Dataset entries on figures
* * * * *
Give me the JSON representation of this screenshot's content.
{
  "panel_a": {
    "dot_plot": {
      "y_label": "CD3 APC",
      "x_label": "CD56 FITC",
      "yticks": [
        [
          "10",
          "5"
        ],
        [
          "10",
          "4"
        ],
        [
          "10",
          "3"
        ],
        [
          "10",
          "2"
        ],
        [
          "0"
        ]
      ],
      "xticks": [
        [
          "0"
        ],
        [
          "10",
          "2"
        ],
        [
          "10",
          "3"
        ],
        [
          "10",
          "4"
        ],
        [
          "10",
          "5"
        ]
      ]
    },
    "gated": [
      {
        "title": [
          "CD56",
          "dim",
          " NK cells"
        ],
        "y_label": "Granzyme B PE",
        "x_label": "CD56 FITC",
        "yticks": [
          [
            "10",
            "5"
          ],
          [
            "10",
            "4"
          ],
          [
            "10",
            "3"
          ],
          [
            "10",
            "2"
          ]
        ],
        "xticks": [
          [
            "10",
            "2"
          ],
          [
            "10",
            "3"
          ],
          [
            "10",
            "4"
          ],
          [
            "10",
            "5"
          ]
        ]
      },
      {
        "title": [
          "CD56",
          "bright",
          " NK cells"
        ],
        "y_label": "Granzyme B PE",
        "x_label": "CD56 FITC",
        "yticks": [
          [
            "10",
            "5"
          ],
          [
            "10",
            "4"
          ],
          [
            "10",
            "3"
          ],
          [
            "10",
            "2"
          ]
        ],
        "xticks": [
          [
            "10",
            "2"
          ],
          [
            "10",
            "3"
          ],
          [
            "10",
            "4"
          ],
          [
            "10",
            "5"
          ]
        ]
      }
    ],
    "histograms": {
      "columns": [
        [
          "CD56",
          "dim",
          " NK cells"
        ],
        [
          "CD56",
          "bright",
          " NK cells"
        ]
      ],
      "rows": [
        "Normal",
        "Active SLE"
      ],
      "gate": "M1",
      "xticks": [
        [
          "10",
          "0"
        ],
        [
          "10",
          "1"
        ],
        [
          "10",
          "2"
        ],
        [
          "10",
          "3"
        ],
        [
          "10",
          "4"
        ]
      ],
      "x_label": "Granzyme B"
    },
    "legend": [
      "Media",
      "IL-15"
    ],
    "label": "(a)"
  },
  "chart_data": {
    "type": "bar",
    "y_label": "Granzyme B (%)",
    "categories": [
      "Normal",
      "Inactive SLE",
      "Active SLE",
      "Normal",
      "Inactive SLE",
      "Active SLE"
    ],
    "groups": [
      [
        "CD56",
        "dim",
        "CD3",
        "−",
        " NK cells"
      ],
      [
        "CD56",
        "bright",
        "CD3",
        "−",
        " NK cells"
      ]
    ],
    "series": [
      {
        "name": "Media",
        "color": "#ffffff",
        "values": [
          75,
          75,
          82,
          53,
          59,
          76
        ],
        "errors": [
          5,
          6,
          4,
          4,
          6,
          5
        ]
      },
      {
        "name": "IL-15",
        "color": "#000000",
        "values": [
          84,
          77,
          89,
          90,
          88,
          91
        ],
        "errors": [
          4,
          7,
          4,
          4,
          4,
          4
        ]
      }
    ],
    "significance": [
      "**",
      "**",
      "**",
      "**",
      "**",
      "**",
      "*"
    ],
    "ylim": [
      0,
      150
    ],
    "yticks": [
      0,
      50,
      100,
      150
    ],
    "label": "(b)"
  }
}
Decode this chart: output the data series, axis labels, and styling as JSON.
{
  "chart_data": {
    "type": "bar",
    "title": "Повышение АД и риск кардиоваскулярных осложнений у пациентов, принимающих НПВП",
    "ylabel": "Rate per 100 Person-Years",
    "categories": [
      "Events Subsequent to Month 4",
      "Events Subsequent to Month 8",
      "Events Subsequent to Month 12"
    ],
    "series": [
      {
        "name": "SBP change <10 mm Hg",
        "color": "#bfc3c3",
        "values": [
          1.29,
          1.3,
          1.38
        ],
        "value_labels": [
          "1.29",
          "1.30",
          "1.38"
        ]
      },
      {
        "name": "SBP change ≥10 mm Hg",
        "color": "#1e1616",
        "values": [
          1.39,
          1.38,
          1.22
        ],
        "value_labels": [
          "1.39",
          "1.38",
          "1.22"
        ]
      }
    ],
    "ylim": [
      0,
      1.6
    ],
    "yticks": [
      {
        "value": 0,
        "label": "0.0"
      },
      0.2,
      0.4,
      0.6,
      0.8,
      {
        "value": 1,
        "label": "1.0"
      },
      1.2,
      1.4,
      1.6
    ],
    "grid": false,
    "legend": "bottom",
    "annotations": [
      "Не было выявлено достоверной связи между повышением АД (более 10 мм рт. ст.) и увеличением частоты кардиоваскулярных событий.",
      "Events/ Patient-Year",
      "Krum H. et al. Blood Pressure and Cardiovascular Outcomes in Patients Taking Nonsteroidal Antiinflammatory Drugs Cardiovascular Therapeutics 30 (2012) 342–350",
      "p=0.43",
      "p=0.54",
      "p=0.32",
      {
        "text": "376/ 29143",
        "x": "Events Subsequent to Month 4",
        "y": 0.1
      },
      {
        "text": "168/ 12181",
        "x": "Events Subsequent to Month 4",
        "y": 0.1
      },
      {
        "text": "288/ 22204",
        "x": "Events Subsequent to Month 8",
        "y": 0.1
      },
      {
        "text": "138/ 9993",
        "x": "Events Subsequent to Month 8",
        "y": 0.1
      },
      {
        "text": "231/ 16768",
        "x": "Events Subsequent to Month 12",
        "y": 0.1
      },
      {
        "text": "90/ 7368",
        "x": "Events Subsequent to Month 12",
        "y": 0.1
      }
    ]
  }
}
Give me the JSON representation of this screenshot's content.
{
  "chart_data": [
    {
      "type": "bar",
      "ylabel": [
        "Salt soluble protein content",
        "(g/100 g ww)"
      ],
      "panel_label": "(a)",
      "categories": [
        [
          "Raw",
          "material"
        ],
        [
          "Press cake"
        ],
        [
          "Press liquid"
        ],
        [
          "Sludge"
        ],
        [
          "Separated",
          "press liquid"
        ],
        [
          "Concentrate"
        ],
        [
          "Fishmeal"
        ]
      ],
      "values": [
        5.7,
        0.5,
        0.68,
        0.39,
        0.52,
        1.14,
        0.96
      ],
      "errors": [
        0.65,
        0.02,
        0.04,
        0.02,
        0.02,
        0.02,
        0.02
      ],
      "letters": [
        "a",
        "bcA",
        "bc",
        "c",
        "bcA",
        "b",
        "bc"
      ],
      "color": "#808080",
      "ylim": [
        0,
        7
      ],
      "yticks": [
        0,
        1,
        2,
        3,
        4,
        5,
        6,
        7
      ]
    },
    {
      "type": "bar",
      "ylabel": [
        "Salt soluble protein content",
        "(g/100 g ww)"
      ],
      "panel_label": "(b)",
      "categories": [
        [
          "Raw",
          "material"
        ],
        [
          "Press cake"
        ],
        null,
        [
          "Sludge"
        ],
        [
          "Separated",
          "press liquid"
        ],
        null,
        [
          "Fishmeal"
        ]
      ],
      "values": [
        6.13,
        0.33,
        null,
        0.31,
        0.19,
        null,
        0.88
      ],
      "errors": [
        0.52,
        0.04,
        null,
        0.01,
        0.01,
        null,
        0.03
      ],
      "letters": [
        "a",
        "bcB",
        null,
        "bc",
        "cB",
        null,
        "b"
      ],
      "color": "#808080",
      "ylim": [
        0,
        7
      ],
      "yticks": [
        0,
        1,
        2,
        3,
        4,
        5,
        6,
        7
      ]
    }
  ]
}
* * * * *
Goal of the exercise - Print the records above exactly as written.

Response to the task -
Give me the JSON representation of this screenshot's content.
{
  "panel_a": {
    "dot_plot": {
      "y_label": "CD3 APC",
      "x_label": "CD56 FITC",
      "yticks": [
        [
          "10",
          "5"
        ],
        [
          "10",
          "4"
        ],
        [
          "10",
          "3"
        ],
        [
          "10",
          "2"
        ],
        [
          "0"
        ]
      ],
      "xticks": [
        [
          "0"
        ],
        [
          "10",
          "2"
        ],
        [
          "10",
          "3"
        ],
        [
          "10",
          "4"
        ],
        [
          "10",
          "5"
        ]
      ]
    },
    "gated": [
      {
        "title": [
          "CD56",
          "dim",
          " NK cells"
        ],
        "y_label": "Granzyme B PE",
        "x_label": "CD56 FITC",
        "yticks": [
          [
            "10",
            "5"
          ],
          [
            "10",
            "4"
          ],
          [
            "10",
            "3"
          ],
          [
            "10",
            "2"
          ]
        ],
        "xticks": [
          [
            "10",
            "2"
          ],
          [
            "10",
            "3"
          ],
          [
            "10",
            "4"
          ],
          [
            "10",
            "5"
          ]
        ]
      },
      {
        "title": [
          "CD56",
          "bright",
          " NK cells"
        ],
        "y_label": "Granzyme B PE",
        "x_label": "CD56 FITC",
        "yticks": [
          [
            "10",
            "5"
          ],
          [
            "10",
            "4"
          ],
          [
            "10",
            "3"
          ],
          [
            "10",
            "2"
          ]
        ],
        "xticks": [
          [
            "10",
            "2"
          ],
          [
            "10",
            "3"
          ],
          [
            "10",
            "4"
          ],
          [
            "10",
            "5"
          ]
        ]
      }
    ],
    "histograms": {
      "columns": [
        [
          "CD56",
          "dim",
          " NK cells"
        ],
        [
          "CD56",
          "bright",
          " NK cells"
        ]
      ],
      "rows": [
        "Normal",
        "Active SLE"
      ],
      "gate": "M1",
      "xticks": [
        [
          "10",
          "0"
        ],
        [
          "10",
          "1"
        ],
        [
          "10",
          "2"
        ],
        [
          "10",
          "3"
        ],
        [
          "10",
          "4"
        ]
      ],
      "x_label": "Granzyme B"
    },
    "legend": [
      "Media",
      "IL-15"
    ],
    "label": "(a)"
  },
  "chart_data": {
    "type": "bar",
    "y_label": "Granzyme B (%)",
    "categories": [
      "Normal",
      "Inactive SLE",
      "Active SLE",
      "Normal",
      "Inactive SLE",
      "Active SLE"
    ],
    "groups": [
      [
        "CD56",
        "dim",
        "CD3",
        "−",
        " NK cells"
      ],
      [
        "CD56",
        "bright",
        "CD3",
        "−",
        " NK cells"
      ]
    ],
    "series": [
      {
        "name": "Media",
        "color": "#ffffff",
        "values": [
          75,
          75,
          82,
          53,
          59,
          76
        ],
        "errors": [
          5,
          6,
          4,
          4,
          6,
          5
        ]
      },
      {
        "name": "IL-15",
        "color": "#000000",
        "values": [
          84,
          77,
          89,
          90,
          88,
          91
        ],
        "errors": [
          4,
          7,
          4,
          4,
          4,
          4
        ]
      }
    ],
    "significance": [
      "**",
      "**",
      "**",
      "**",
      "**",
      "**",
      "*"
    ],
    "ylim": [
      0,
      150
    ],
    "yticks": [
      0,
      50,
      100,
      150
    ],
    "label": "(b)"
  }
}
Decode this chart: output the data series, axis labels, and styling as JSON.
{
  "chart_data": {
    "type": "bar",
    "title": "Повышение АД и риск кардиоваскулярных осложнений у пациентов, принимающих НПВП",
    "ylabel": "Rate per 100 Person-Years",
    "categories": [
      "Events Subsequent to Month 4",
      "Events Subsequent to Month 8",
      "Events Subsequent to Month 12"
    ],
    "series": [
      {
        "name": "SBP change <10 mm Hg",
        "color": "#bfc3c3",
        "values": [
          1.29,
          1.3,
          1.38
        ],
        "value_labels": [
          "1.29",
          "1.30",
          "1.38"
        ]
      },
      {
        "name": "SBP change ≥10 mm Hg",
        "color": "#1e1616",
        "values": [
          1.39,
          1.38,
          1.22
        ],
        "value_labels": [
          "1.39",
          "1.38",
          "1.22"
        ]
      }
    ],
    "ylim": [
      0,
      1.6
    ],
    "yticks": [
      {
        "value": 0,
        "label": "0.0"
      },
      0.2,
      0.4,
      0.6,
      0.8,
      {
        "value": 1,
        "label": "1.0"
      },
      1.2,
      1.4,
      1.6
    ],
    "grid": false,
    "legend": "bottom",
    "annotations": [
      "Не было выявлено достоверной связи между повышением АД (более 10 мм рт. ст.) и увеличением частоты кардиоваскулярных событий.",
      "Events/ Patient-Year",
      "Krum H. et al. Blood Pressure and Cardiovascular Outcomes in Patients Taking Nonsteroidal Antiinflammatory Drugs Cardiovascular Therapeutics 30 (2012) 342–350",
      "p=0.43",
      "p=0.54",
      "p=0.32",
      {
        "text": "376/ 29143",
        "x": "Events Subsequent to Month 4",
        "y": 0.1
      },
      {
        "text": "168/ 12181",
        "x": "Events Subsequent to Month 4",
        "y": 0.1
      },
      {
        "text": "288/ 22204",
        "x": "Events Subsequent to Month 8",
        "y": 0.1
      },
      {
        "text": "138/ 9993",
        "x": "Events Subsequent to Month 8",
        "y": 0.1
      },
      {
        "text": "231/ 16768",
        "x": "Events Subsequent to Month 12",
        "y": 0.1
      },
      {
        "text": "90/ 7368",
        "x": "Events Subsequent to Month 12",
        "y": 0.1
      }
    ]
  }
}
Give me the JSON representation of this screenshot's content.
{
  "chart_data": [
    {
      "type": "bar",
      "ylabel": [
        "Salt soluble protein content",
        "(g/100 g ww)"
      ],
      "panel_label": "(a)",
      "categories": [
        [
          "Raw",
          "material"
        ],
        [
          "Press cake"
        ],
        [
          "Press liquid"
        ],
        [
          "Sludge"
        ],
        [
          "Separated",
          "press liquid"
        ],
        [
          "Concentrate"
        ],
        [
          "Fishmeal"
        ]
      ],
      "values": [
        5.7,
        0.5,
        0.68,
        0.39,
        0.52,
        1.14,
        0.96
      ],
      "errors": [
        0.65,
        0.02,
        0.04,
        0.02,
        0.02,
        0.02,
        0.02
      ],
      "letters": [
        "a",
        "bcA",
        "bc",
        "c",
        "bcA",
        "b",
        "bc"
      ],
      "color": "#808080",
      "ylim": [
        0,
        7
      ],
      "yticks": [
        0,
        1,
        2,
        3,
        4,
        5,
        6,
        7
      ]
    },
    {
      "type": "bar",
      "ylabel": [
        "Salt soluble protein content",
        "(g/100 g ww)"
      ],
      "panel_label": "(b)",
      "categories": [
        [
          "Raw",
          "material"
        ],
        [
          "Press cake"
        ],
        null,
        [
          "Sludge"
        ],
        [
          "Separated",
          "press liquid"
        ],
        null,
        [
          "Fishmeal"
        ]
      ],
      "values": [
        6.13,
        0.33,
        null,
        0.31,
        0.19,
        null,
        0.88
      ],
      "errors": [
        0.52,
        0.04,
        null,
        0.01,
        0.01,
        null,
        0.03
      ],
      "letters": [
        "a",
        "bcB",
        null,
        "bc",
        "cB",
        null,
        "b"
      ],
      "color": "#808080",
      "ylim": [
        0,
        7
      ],
      "yticks": [
        0,
        1,
        2,
        3,
        4,
        5,
        6,
        7
      ]
    }
  ]
}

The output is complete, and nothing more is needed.